● Aim of the exercise: How many lines in this data contain the string "University"? Reply with the number only.

● Exercise material:
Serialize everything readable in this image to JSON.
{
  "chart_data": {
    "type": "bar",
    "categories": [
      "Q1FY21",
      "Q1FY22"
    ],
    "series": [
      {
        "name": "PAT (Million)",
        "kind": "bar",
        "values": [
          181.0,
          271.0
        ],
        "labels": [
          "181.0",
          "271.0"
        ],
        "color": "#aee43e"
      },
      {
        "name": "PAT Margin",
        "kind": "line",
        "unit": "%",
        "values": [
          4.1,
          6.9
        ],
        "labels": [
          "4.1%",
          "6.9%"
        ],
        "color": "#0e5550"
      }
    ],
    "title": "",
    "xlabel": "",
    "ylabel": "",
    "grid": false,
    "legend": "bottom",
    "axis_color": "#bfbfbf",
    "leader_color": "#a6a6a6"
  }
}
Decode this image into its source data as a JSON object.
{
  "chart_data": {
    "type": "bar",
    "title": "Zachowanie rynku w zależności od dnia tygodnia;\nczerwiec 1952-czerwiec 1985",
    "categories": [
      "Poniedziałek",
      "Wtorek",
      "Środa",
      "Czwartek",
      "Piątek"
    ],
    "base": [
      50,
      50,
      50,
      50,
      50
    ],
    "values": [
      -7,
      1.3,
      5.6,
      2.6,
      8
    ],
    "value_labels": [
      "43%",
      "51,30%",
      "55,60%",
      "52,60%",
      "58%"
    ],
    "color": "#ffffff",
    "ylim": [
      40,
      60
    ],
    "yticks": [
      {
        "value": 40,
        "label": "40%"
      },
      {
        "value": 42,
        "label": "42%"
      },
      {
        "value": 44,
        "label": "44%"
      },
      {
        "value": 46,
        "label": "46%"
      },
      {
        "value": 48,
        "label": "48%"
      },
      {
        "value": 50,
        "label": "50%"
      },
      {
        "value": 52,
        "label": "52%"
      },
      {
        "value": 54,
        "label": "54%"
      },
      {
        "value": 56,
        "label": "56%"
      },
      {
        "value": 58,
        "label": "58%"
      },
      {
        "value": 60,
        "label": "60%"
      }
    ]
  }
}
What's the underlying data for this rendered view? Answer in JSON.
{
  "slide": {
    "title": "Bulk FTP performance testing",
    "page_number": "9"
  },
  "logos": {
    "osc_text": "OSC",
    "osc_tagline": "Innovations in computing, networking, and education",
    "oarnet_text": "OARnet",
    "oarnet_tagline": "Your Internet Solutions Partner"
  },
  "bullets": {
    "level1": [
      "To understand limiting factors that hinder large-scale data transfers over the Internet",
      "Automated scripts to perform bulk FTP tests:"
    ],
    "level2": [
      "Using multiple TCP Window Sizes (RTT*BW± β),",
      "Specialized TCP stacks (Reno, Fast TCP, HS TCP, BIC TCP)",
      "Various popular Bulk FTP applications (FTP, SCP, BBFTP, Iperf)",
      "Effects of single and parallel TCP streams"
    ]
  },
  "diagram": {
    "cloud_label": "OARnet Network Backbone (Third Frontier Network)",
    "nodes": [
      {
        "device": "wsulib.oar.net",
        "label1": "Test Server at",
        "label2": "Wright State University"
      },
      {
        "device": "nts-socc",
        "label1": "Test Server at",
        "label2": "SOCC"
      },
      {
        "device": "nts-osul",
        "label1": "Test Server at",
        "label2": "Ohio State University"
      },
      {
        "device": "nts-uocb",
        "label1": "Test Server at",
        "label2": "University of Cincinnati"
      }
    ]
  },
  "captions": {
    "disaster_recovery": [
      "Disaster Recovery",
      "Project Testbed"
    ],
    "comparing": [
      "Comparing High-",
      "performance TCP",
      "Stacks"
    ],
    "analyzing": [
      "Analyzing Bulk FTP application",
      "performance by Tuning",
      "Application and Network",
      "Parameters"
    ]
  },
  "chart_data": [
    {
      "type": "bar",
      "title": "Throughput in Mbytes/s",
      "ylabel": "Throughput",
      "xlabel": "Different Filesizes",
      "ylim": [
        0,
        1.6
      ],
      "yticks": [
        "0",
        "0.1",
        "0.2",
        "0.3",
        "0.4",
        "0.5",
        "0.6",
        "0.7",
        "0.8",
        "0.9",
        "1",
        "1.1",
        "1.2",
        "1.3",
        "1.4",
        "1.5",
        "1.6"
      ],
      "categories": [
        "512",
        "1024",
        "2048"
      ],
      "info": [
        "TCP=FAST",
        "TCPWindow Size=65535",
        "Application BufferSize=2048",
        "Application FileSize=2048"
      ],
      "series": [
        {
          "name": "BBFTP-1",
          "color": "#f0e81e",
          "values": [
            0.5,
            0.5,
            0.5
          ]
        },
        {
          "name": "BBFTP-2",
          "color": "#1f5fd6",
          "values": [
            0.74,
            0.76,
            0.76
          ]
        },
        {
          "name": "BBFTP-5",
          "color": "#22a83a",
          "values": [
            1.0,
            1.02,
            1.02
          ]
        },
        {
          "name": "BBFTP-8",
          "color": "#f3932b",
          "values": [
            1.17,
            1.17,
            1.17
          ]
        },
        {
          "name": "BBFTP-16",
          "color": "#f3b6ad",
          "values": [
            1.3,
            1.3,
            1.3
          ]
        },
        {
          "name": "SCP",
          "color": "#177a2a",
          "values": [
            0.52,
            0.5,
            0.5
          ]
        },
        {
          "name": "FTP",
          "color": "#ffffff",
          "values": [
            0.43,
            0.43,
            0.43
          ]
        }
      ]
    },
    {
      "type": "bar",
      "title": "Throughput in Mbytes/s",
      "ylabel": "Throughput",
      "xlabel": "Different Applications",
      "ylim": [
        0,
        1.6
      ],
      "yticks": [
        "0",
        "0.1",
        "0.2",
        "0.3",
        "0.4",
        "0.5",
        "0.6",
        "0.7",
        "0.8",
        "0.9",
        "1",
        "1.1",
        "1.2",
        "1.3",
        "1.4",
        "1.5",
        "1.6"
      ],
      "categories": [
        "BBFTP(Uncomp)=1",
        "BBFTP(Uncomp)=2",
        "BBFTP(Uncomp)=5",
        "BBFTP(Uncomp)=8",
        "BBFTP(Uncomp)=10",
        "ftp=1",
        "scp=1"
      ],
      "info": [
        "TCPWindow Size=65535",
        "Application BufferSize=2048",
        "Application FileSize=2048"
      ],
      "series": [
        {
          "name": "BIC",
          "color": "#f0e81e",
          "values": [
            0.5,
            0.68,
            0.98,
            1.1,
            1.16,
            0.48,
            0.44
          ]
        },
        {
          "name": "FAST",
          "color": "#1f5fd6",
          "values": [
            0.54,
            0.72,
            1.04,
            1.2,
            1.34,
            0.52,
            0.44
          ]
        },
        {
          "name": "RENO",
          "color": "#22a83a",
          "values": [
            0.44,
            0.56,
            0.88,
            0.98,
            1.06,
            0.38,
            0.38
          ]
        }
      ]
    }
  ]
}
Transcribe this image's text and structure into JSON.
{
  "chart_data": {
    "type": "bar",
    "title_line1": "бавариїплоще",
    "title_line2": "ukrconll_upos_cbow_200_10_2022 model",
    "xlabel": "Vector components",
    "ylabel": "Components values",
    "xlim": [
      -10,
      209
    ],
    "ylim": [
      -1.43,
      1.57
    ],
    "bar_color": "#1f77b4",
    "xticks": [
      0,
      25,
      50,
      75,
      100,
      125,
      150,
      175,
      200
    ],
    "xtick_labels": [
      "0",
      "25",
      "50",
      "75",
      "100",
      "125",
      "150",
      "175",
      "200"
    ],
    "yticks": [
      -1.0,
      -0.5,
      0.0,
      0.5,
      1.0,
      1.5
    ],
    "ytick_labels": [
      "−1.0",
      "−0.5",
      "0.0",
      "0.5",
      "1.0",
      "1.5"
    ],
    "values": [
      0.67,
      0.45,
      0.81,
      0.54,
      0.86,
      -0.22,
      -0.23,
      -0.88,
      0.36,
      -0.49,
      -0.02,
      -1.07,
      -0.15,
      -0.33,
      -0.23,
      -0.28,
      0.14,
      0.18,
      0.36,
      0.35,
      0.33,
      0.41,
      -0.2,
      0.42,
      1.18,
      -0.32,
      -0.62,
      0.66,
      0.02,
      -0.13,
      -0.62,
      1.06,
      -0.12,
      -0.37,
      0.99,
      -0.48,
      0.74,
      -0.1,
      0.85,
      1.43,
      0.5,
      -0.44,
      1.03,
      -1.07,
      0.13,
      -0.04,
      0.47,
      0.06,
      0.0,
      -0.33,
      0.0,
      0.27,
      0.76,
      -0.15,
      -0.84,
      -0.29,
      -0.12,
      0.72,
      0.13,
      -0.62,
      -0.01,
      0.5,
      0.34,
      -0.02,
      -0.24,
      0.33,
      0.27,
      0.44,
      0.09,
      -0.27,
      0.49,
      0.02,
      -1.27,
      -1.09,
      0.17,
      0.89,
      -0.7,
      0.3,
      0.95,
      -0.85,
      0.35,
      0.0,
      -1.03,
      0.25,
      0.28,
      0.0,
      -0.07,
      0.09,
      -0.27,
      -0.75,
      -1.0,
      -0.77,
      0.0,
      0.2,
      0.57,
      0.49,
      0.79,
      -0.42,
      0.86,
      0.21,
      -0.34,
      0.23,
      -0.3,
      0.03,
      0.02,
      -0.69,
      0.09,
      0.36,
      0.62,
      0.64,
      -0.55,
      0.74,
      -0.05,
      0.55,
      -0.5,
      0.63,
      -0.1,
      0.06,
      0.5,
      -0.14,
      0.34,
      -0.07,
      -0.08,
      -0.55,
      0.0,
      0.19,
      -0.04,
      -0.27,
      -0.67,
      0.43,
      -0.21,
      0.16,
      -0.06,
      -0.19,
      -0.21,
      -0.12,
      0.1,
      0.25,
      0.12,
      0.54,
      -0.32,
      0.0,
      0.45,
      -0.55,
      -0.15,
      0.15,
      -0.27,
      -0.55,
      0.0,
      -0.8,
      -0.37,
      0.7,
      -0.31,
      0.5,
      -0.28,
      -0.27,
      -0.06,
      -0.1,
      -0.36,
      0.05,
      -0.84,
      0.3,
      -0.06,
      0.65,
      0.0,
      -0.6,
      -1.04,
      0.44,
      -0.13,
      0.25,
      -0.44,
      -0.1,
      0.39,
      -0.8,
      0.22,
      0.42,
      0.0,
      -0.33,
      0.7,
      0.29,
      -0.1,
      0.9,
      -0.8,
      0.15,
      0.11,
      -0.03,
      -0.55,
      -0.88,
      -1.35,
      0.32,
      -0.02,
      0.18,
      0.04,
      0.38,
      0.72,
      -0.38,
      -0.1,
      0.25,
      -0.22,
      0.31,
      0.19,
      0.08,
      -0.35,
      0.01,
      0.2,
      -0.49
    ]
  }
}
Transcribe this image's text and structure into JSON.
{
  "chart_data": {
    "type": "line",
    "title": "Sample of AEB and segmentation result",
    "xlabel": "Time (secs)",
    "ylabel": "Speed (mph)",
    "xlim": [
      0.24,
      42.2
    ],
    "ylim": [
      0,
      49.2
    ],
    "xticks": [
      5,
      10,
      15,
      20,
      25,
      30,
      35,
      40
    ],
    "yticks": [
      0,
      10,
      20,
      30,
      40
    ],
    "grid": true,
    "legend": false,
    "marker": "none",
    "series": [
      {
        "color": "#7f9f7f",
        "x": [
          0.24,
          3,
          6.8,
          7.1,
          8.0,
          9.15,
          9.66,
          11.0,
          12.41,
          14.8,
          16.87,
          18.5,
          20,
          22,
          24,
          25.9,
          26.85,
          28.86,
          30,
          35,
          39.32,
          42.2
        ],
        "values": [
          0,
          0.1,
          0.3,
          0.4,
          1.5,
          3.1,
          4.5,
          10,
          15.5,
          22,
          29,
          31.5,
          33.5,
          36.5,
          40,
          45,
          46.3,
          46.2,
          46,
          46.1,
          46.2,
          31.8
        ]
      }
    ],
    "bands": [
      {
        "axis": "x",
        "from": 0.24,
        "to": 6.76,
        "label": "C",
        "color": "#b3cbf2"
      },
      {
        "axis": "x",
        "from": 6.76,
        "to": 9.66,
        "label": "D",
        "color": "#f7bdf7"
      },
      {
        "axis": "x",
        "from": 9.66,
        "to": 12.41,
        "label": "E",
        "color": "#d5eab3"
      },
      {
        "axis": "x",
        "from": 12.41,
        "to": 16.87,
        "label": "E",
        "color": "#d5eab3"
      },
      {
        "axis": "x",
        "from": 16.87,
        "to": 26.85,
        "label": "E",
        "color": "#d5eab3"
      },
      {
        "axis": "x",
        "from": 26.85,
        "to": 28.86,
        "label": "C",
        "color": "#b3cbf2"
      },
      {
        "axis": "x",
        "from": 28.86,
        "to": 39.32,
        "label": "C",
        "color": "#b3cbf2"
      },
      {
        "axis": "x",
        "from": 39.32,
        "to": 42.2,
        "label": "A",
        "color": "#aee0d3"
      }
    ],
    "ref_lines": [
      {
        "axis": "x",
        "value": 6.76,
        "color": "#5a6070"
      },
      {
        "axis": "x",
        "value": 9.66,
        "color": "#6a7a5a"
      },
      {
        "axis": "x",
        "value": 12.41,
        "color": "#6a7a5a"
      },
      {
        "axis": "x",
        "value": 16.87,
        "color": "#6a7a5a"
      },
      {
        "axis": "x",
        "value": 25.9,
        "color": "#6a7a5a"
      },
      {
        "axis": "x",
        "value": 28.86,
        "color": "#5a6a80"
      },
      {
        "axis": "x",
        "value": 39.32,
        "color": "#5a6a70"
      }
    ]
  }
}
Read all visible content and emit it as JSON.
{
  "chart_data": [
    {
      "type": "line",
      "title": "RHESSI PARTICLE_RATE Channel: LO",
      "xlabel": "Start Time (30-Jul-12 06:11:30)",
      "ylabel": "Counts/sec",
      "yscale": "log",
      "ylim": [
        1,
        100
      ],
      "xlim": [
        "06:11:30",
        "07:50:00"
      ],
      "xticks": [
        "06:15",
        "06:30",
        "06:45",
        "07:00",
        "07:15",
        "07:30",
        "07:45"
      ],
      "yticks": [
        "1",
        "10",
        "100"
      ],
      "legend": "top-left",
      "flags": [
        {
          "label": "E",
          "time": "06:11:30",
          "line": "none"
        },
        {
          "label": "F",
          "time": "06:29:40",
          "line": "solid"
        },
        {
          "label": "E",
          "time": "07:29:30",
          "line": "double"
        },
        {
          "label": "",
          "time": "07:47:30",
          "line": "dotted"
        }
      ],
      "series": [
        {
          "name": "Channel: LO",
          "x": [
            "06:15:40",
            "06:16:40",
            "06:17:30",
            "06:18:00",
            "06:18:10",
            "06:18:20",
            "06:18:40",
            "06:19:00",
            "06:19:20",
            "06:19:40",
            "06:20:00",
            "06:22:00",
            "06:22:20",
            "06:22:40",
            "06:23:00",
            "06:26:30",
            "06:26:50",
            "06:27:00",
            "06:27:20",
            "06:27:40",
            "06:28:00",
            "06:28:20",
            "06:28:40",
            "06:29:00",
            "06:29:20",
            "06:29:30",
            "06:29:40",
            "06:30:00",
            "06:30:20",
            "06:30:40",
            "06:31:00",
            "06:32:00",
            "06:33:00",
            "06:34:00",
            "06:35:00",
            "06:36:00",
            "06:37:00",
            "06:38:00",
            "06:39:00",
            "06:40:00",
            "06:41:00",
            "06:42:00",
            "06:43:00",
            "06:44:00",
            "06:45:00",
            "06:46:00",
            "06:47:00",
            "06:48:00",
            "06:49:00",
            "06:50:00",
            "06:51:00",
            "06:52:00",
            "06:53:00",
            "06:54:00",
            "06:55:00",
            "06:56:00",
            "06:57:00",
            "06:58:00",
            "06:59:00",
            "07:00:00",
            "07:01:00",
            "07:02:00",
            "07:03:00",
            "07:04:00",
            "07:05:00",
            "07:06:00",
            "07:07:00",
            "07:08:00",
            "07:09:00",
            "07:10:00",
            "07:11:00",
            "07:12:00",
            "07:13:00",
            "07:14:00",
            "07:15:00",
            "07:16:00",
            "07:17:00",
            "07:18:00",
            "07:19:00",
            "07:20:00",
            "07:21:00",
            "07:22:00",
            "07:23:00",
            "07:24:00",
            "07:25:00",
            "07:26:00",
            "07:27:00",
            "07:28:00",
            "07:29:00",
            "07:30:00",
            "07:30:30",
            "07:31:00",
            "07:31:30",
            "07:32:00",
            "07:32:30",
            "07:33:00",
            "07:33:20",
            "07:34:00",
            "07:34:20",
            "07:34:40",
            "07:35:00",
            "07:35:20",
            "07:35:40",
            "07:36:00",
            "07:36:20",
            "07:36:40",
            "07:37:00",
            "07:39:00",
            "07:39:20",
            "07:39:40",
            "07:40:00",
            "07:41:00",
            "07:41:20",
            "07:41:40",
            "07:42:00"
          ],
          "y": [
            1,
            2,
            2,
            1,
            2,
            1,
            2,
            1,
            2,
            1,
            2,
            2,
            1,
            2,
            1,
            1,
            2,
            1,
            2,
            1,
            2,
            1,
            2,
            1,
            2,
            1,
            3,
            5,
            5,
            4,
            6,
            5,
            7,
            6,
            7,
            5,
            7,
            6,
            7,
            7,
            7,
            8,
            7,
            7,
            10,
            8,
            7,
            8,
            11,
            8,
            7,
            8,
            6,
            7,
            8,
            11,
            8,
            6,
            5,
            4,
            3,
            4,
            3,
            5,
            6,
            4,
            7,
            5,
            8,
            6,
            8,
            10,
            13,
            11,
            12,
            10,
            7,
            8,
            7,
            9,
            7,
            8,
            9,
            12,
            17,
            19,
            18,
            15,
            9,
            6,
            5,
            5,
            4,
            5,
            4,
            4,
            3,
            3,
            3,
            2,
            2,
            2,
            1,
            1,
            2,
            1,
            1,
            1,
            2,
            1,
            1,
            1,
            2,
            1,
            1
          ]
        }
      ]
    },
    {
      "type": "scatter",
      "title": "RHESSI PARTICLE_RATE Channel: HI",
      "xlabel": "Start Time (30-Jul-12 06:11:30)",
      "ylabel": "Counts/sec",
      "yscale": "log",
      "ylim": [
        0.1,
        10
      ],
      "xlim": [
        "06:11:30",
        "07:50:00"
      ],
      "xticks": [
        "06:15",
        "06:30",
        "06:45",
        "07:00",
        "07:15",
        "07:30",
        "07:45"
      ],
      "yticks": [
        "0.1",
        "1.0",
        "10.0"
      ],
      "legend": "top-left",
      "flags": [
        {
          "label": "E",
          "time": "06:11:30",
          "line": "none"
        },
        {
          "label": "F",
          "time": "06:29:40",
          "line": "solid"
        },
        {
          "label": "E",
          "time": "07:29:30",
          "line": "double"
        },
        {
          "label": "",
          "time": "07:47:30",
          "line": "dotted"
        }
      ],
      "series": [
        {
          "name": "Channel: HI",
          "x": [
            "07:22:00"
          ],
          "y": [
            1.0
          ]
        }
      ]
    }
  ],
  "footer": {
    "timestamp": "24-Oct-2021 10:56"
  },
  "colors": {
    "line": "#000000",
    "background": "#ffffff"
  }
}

● Output of the task: 3